Dataset entries
+ + +

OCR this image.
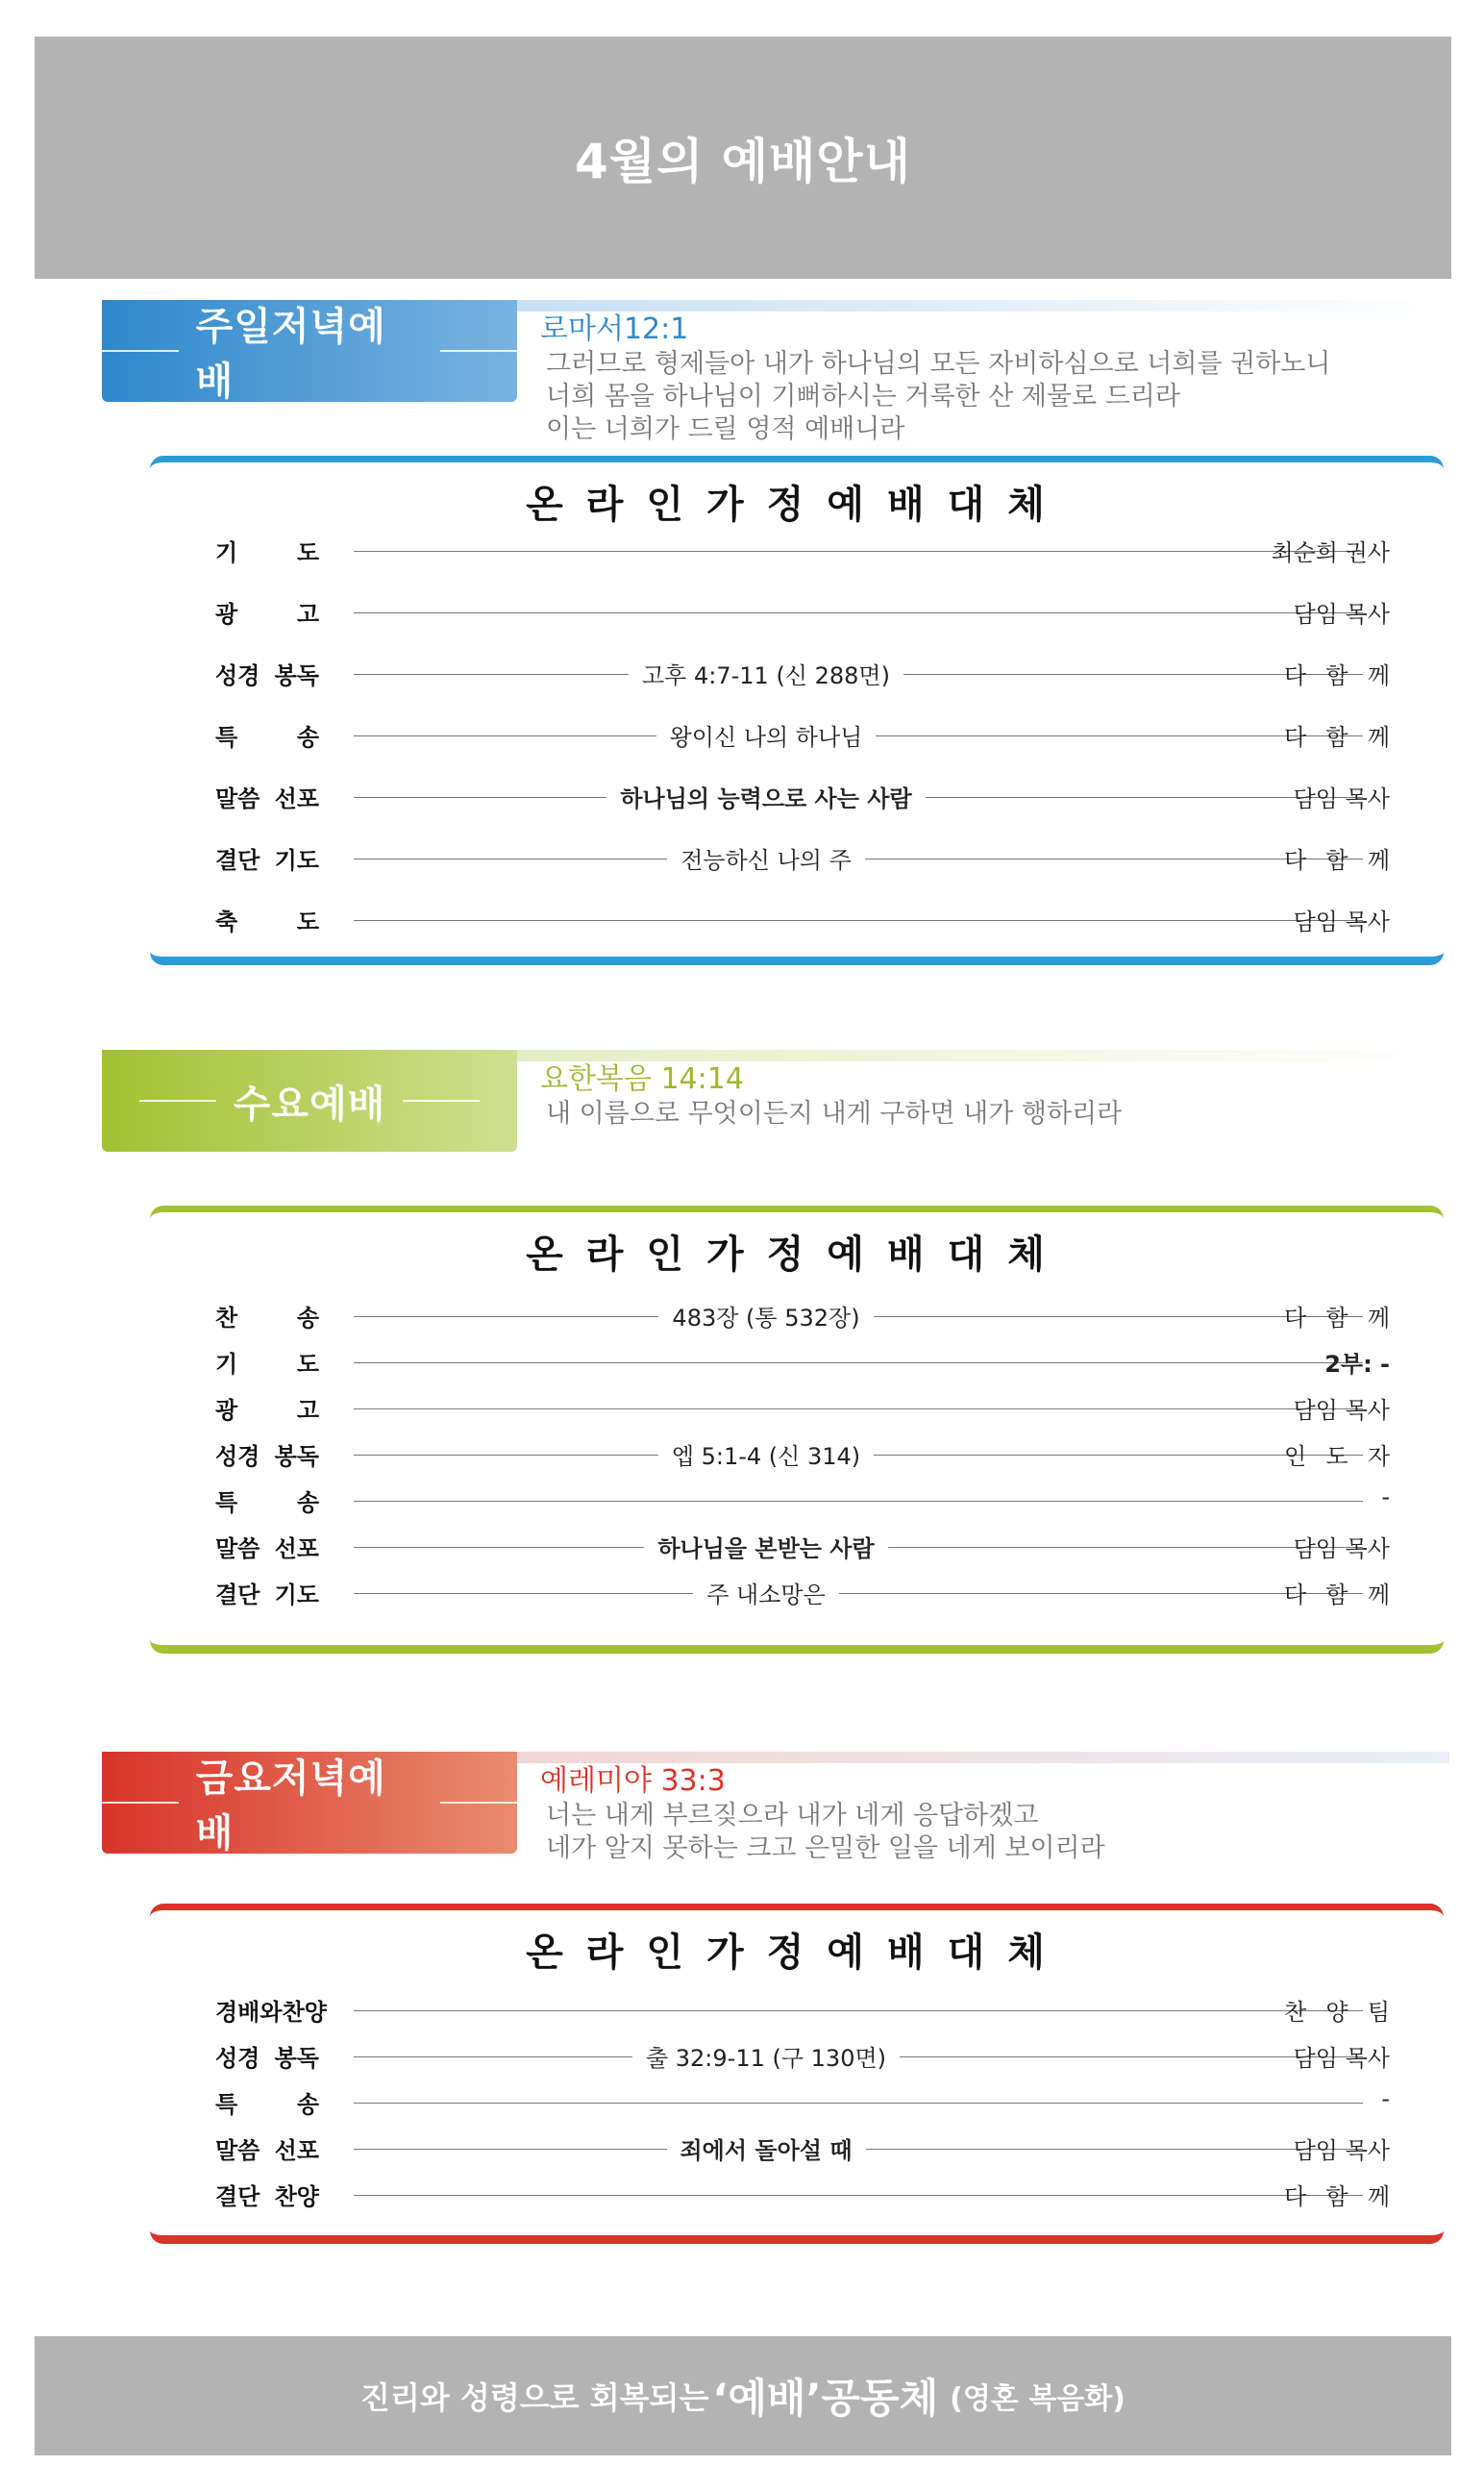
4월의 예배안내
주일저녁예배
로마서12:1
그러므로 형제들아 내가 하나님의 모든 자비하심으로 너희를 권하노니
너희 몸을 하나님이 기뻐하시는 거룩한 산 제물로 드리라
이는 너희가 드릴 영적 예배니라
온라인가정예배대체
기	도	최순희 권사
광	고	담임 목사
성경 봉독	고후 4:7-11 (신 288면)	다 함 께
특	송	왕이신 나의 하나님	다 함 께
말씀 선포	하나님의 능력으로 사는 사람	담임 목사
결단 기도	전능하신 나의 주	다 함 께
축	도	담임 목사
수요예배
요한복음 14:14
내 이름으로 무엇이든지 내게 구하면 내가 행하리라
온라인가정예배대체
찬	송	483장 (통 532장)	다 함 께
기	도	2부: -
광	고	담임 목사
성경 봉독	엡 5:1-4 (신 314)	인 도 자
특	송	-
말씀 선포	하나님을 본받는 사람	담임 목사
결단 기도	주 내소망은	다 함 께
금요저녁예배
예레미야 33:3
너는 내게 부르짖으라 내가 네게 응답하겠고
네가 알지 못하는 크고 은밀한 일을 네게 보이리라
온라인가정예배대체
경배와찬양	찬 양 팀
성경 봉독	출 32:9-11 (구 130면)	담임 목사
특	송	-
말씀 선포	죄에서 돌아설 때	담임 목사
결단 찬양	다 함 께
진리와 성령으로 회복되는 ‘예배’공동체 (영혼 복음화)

+ + +

» Objective
Give every line back word for word and leave the pictures out.

» Answer to the problem
OCR this image.
4월의 예배안내
주일저녁예배
로마서12:1
그러므로 형제들아 내가 하나님의 모든 자비하심으로 너희를 권하노니
너희 몸을 하나님이 기뻐하시는 거룩한 산 제물로 드리라
이는 너희가 드릴 영적 예배니라
온라인가정예배대체
기	도	최순희 권사
광	고	담임 목사
성경 봉독	고후 4:7-11 (신 288면)	다 함 께
특	송	왕이신 나의 하나님	다 함 께
말씀 선포	하나님의 능력으로 사는 사람	담임 목사
결단 기도	전능하신 나의 주	다 함 께
축	도	담임 목사
수요예배
요한복음 14:14
내 이름으로 무엇이든지 내게 구하면 내가 행하리라
온라인가정예배대체
찬	송	483장 (통 532장)	다 함 께
기	도	2부: -
광	고	담임 목사
성경 봉독	엡 5:1-4 (신 314)	인 도 자
특	송	-
말씀 선포	하나님을 본받는 사람	담임 목사
결단 기도	주 내소망은	다 함 께
금요저녁예배
예레미야 33:3
너는 내게 부르짖으라 내가 네게 응답하겠고
네가 알지 못하는 크고 은밀한 일을 네게 보이리라
온라인가정예배대체
경배와찬양	찬 양 팀
성경 봉독	출 32:9-11 (구 130면)	담임 목사
특	송	-
말씀 선포	죄에서 돌아설 때	담임 목사
결단 찬양	다 함 께
진리와 성령으로 회복되는 ‘예배’공동체 (영혼 복음화)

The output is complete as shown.